▸ WORK TO COMPLETE: Check each line of the material. Copy those containing "deserved".

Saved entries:
## begin
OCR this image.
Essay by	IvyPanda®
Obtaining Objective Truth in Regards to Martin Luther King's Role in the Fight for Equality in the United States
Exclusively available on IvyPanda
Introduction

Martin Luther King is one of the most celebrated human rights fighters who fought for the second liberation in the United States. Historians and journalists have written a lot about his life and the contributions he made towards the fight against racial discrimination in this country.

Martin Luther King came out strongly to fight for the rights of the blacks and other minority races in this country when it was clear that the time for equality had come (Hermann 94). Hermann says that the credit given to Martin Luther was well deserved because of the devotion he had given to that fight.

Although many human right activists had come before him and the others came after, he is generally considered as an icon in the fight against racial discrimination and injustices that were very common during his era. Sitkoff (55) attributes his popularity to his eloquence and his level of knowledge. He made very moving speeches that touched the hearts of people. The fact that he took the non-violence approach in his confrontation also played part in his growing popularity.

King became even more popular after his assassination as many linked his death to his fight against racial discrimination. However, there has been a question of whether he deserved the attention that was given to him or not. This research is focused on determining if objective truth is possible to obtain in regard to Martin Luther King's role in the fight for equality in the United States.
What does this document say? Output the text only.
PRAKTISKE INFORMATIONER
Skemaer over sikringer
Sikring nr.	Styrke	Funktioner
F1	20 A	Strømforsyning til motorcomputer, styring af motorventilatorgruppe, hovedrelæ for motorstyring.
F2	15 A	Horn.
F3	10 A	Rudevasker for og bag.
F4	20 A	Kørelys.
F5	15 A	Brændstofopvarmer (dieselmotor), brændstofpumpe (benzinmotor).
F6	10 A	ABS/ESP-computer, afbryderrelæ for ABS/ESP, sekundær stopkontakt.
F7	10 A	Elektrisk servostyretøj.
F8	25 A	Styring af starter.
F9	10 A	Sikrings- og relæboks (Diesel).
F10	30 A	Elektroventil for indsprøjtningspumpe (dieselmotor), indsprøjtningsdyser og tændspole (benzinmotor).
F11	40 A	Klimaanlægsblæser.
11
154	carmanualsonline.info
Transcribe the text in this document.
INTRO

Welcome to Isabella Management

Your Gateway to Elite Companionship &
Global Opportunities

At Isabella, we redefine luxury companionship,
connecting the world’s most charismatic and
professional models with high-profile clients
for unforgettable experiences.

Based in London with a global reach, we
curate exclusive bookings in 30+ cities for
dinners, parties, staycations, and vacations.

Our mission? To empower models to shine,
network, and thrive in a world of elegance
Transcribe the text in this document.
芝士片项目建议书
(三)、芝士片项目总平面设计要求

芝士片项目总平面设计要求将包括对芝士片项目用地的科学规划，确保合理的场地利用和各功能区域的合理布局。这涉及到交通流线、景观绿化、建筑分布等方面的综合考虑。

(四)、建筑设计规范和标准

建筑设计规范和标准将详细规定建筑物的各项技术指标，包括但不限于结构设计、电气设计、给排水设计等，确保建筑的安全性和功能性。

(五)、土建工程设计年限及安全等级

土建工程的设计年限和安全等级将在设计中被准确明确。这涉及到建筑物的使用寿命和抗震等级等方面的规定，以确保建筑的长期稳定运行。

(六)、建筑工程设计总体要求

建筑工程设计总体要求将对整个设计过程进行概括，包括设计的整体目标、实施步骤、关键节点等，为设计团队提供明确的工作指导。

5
## end
▸ FULL RESPONSE:
Martin Luther King came out strongly to fight for the rights of the blacks and other minority races in this country when it was clear that the time for equality had come (Hermann 94). Hermann says that the credit given to Martin Luther was well deserved because of the devotion he had given to that fight.
King became even more popular after his assassination as many linked his death to his fight against racial discrimination. However, there has been a question of whether he deserved the attention that was given to him or not. This research is focused on determining if objective truth is possible to obtain in regard to Martin Luther King's role in the fight for equality in the United States.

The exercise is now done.